Extracted data entries
+---+
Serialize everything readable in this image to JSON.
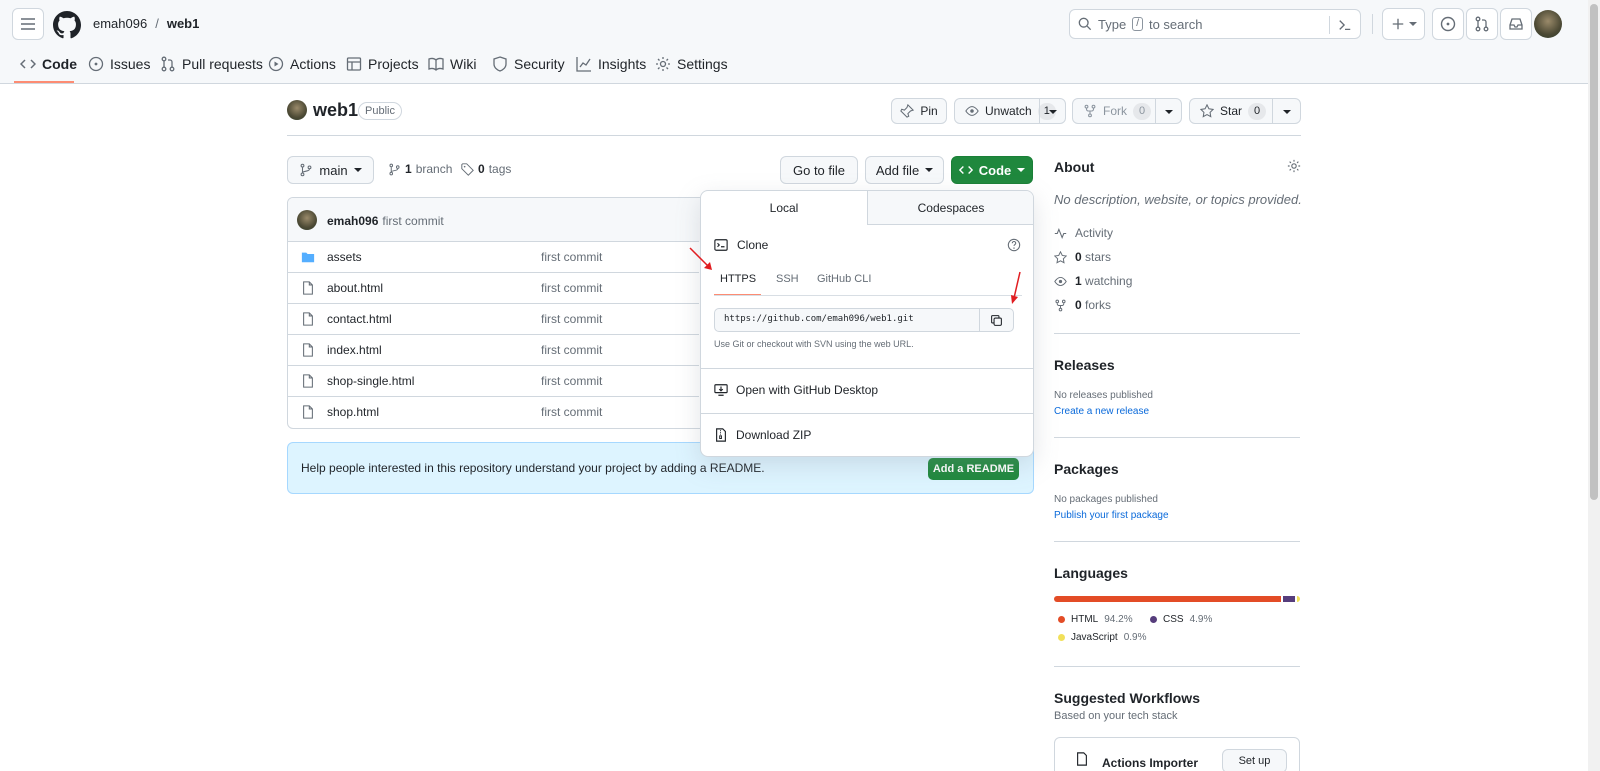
{
  "header": {
    "owner": "emah096",
    "separator": "/",
    "repo": "web1",
    "search_prefix": "Type",
    "search_key": "/",
    "search_suffix": "to search"
  },
  "nav": [
    {
      "label": "Code",
      "icon": "code-icon",
      "active": true
    },
    {
      "label": "Issues",
      "icon": "issue-icon"
    },
    {
      "label": "Pull requests",
      "icon": "pull-request-icon"
    },
    {
      "label": "Actions",
      "icon": "play-icon"
    },
    {
      "label": "Projects",
      "icon": "table-icon"
    },
    {
      "label": "Wiki",
      "icon": "book-icon"
    },
    {
      "label": "Security",
      "icon": "shield-icon"
    },
    {
      "label": "Insights",
      "icon": "graph-icon"
    },
    {
      "label": "Settings",
      "icon": "gear-icon"
    }
  ],
  "repo_head": {
    "name": "web1",
    "visibility": "Public",
    "pin": "Pin",
    "unwatch": "Unwatch",
    "watch_count": "1",
    "fork": "Fork",
    "fork_count": "0",
    "star": "Star",
    "star_count": "0"
  },
  "toolbar": {
    "branch": "main",
    "branch_count": "1",
    "branch_label": "branch",
    "tag_count": "0",
    "tag_label": "tags",
    "go_to_file": "Go to file",
    "add_file": "Add file",
    "code": "Code"
  },
  "commit": {
    "author": "emah096",
    "message": "first commit"
  },
  "files": [
    {
      "name": "assets",
      "type": "folder",
      "message": "first commit"
    },
    {
      "name": "about.html",
      "type": "file",
      "message": "first commit"
    },
    {
      "name": "contact.html",
      "type": "file",
      "message": "first commit"
    },
    {
      "name": "index.html",
      "type": "file",
      "message": "first commit"
    },
    {
      "name": "shop-single.html",
      "type": "file",
      "message": "first commit"
    },
    {
      "name": "shop.html",
      "type": "file",
      "message": "first commit"
    }
  ],
  "readme_banner": {
    "text": "Help people interested in this repository understand your project by adding a README.",
    "button": "Add a README"
  },
  "clone_popup": {
    "tabs": [
      "Local",
      "Codespaces"
    ],
    "active_tab": "Local",
    "clone_title": "Clone",
    "protocols": [
      "HTTPS",
      "SSH",
      "GitHub CLI"
    ],
    "active_protocol": "HTTPS",
    "url": "https://github.com/emah096/web1.git",
    "hint": "Use Git or checkout with SVN using the web URL.",
    "desktop": "Open with GitHub Desktop",
    "zip": "Download ZIP"
  },
  "about": {
    "title": "About",
    "description": "No description, website, or topics provided.",
    "activity": "Activity",
    "stars_count": "0",
    "stars_label": "stars",
    "watching_count": "1",
    "watching_label": "watching",
    "forks_count": "0",
    "forks_label": "forks"
  },
  "releases": {
    "title": "Releases",
    "none": "No releases published",
    "link": "Create a new release"
  },
  "packages": {
    "title": "Packages",
    "none": "No packages published",
    "link": "Publish your first package"
  },
  "languages": {
    "title": "Languages",
    "items": [
      {
        "name": "HTML",
        "percent": "94.2%",
        "value": 94.2,
        "color": "#e34c26"
      },
      {
        "name": "CSS",
        "percent": "4.9%",
        "value": 4.9,
        "color": "#563d7c"
      },
      {
        "name": "JavaScript",
        "percent": "0.9%",
        "value": 0.9,
        "color": "#f1e05a"
      }
    ]
  },
  "workflows": {
    "title": "Suggested Workflows",
    "subtitle": "Based on your tech stack",
    "item": "Actions Importer",
    "button": "Set up"
  },
  "colors": {
    "accent_green": "#1f883d",
    "link_blue": "#0969da",
    "active_underline": "#fd8c73",
    "annotation_red": "#e11d21"
  }
}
+---+
Problem description
Using the data above, say how many lines include "shop". No other reply is needed.

Written answer
2